* [Text passage]:
Segment Open

The net result here is that Innotater will not be available in the Notebook. You would run jupyter nbextension enable --py jupyter_innotater (without –sys-prefix) to fix this.

#### Install

The Python module jupyter_innotater might already be installed and available to Python, so if your notebook starts with from jupyter_innotater import Innotater, cell execution might seem to go smoothly, but the widget doesn’t show later on when you try to instantiate it. In the Javascript console you might find the file /static/jupyter-innotater.js is unavailable.

The following step would hopefully fix this:

 jupyter nbextension install --sys-prefix --py jupyter_innotater

These arguments are the same as for ‘enable’, but instead of changing the config, install copies relevant Javascript and other media resources such as CSS files to a location where they can be found easily by Notebook. In particular, it will copy Javscript files to /usr/local/share/jupyter/nbextensions/jupyter-innotater - which is the sys-prefix level ‘data path’ (as opposed to ‘config path’) as displayed when we ran jupyter --paths earlier.

Segment Closed

* [Questions to answer]:
[A] Retype the passage on installing the Innotater extension, starting with "The Python module" and going on through "file /static/jupyter-innotater.js is unavailable.".
[B] Answer these questions about the Innotater installation text:
(i) Which file might the Javascript console report as unavailable?
(ii) Besides Javascript, what kind of media resource does the text name as something install copies?
(iii) To what location does install copy the Javascript files?
Rely only on the text to answer.

(Document layout analysis data)
Segment Open

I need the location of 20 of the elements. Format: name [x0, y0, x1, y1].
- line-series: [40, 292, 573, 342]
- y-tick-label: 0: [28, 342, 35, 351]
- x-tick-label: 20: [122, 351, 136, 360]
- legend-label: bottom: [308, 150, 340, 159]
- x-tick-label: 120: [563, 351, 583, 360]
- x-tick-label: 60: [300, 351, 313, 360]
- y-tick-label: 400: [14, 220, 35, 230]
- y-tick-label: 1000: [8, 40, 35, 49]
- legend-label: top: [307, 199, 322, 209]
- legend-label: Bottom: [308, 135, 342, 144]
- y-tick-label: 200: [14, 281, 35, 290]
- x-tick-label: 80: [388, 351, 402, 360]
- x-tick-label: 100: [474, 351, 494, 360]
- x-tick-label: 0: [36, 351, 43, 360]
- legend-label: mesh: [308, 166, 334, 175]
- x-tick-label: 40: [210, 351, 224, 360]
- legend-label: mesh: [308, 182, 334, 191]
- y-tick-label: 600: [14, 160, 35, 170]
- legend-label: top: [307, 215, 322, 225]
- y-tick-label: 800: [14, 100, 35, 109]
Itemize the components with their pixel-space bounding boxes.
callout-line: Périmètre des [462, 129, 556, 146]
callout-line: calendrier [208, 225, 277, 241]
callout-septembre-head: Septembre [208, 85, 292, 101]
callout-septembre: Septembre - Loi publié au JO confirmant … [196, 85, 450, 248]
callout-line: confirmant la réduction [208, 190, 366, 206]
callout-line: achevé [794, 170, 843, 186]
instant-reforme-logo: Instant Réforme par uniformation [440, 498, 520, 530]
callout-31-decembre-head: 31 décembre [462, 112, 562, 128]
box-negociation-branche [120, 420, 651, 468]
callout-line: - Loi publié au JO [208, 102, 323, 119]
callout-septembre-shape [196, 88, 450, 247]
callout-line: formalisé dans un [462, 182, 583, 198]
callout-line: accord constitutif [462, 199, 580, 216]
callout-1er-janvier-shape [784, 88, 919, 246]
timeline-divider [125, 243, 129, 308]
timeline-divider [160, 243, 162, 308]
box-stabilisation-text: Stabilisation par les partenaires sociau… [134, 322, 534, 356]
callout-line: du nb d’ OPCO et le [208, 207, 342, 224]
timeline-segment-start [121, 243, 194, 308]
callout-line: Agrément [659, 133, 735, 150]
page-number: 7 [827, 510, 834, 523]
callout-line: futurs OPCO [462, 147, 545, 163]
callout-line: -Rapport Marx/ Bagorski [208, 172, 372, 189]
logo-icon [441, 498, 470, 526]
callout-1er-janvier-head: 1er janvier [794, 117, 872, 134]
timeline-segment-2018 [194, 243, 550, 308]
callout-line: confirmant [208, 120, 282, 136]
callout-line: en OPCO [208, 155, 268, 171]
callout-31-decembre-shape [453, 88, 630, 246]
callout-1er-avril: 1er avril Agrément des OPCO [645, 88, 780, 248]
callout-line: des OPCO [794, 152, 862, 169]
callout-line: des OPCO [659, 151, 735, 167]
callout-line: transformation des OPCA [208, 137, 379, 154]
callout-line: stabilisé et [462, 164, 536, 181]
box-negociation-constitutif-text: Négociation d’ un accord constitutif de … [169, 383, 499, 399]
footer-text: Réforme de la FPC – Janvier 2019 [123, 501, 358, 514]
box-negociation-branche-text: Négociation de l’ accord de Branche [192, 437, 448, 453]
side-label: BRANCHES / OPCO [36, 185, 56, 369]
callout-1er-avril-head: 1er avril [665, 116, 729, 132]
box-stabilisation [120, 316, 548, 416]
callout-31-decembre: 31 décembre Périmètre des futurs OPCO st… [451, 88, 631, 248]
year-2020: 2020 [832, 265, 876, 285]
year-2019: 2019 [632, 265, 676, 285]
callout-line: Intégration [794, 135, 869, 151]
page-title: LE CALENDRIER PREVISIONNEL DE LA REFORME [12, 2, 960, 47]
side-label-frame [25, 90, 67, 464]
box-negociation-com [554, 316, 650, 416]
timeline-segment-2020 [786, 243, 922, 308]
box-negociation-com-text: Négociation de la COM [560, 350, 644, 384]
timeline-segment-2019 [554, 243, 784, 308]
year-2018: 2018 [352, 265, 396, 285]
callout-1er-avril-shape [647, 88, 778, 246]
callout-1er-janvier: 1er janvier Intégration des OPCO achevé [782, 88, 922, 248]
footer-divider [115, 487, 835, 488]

Segment Closed

* [Answers to each task]:
[A]
The Python module jupyter_innotater might already be installed and available to Python, so if your notebook starts with from jupyter_innotater import Innotater, cell execution might seem to go smoothly, but the widget doesn’t show later on when you try to instantiate it. In the Javascript console you might find the file /static/jupyter-innotater.js is unavailable.

[B]
(i) /static/jupyter-innotater.js
(ii) CSS files
(iii) /usr/local/share/jupyter/nbextensions/jupyter-innotater